_TO BE DONE_.
Count the lines in the data below that contain the string "card", with case counting. Reply with the number alone.

_DATA RECORDS_.

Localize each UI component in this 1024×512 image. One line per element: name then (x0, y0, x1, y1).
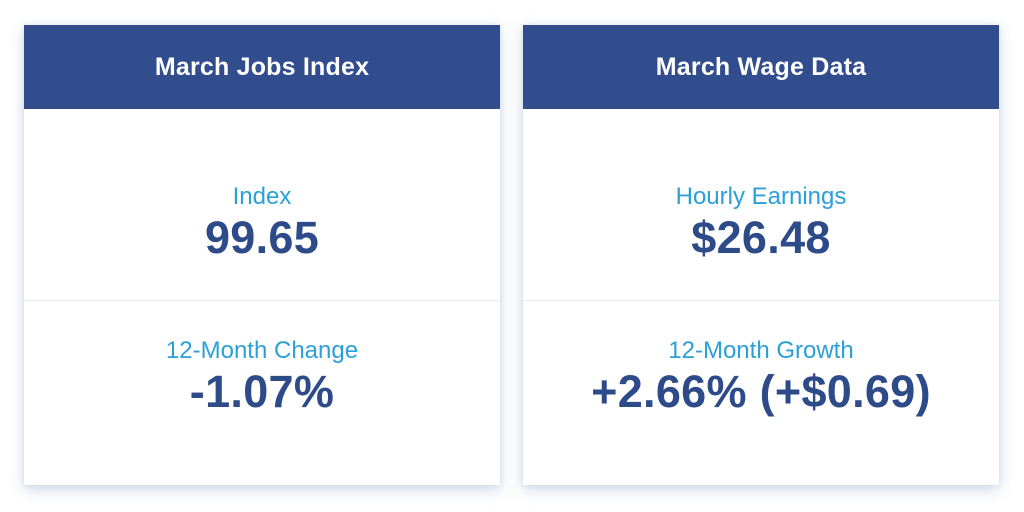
stat-section-12-month-change: 12-Month Change -1.07% (24, 300, 500, 485)
wage-data-card-header: March Wage Data (523, 25, 999, 109)
jobs-index-card-header: March Jobs Index (24, 25, 500, 109)
stat-value: +2.66% (+$0.69) (591, 365, 931, 417)
stat-label: Index (232, 183, 292, 210)
stat-value: 99.65 (204, 211, 320, 263)
wage-data-card-body: Hourly Earnings $26.48 12-Month Growth +… (523, 109, 999, 485)
jobs-index-card-body: Index 99.65 12-Month Change -1.07% (24, 109, 500, 485)
card-title: March Jobs Index (154, 52, 370, 81)
stat-value: -1.07% (189, 365, 335, 417)
stat-value: $26.48 (691, 211, 831, 263)
stat-section-hourly-earnings: Hourly Earnings $26.48 (523, 109, 999, 300)
card-title: March Wage Data (655, 52, 867, 81)
stats-dashboard: March Jobs Index Index 99.65 12-Month Ch… (24, 25, 999, 485)
stat-label: 12-Month Growth (668, 337, 854, 364)
wage-data-card: March Wage Data Hourly Earnings $26.48 1… (523, 25, 999, 485)
stat-label: 12-Month Change (165, 337, 359, 364)
jobs-index-card: March Jobs Index Index 99.65 12-Month Ch… (24, 25, 500, 485)
stat-section-12-month-growth: 12-Month Growth +2.66% (+$0.69) (523, 300, 999, 485)
stat-section-index: Index 99.65 (24, 109, 500, 300)
stat-label: Hourly Earnings (675, 183, 847, 210)
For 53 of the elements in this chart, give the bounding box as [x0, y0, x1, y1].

_TASK SOLUTION_.
8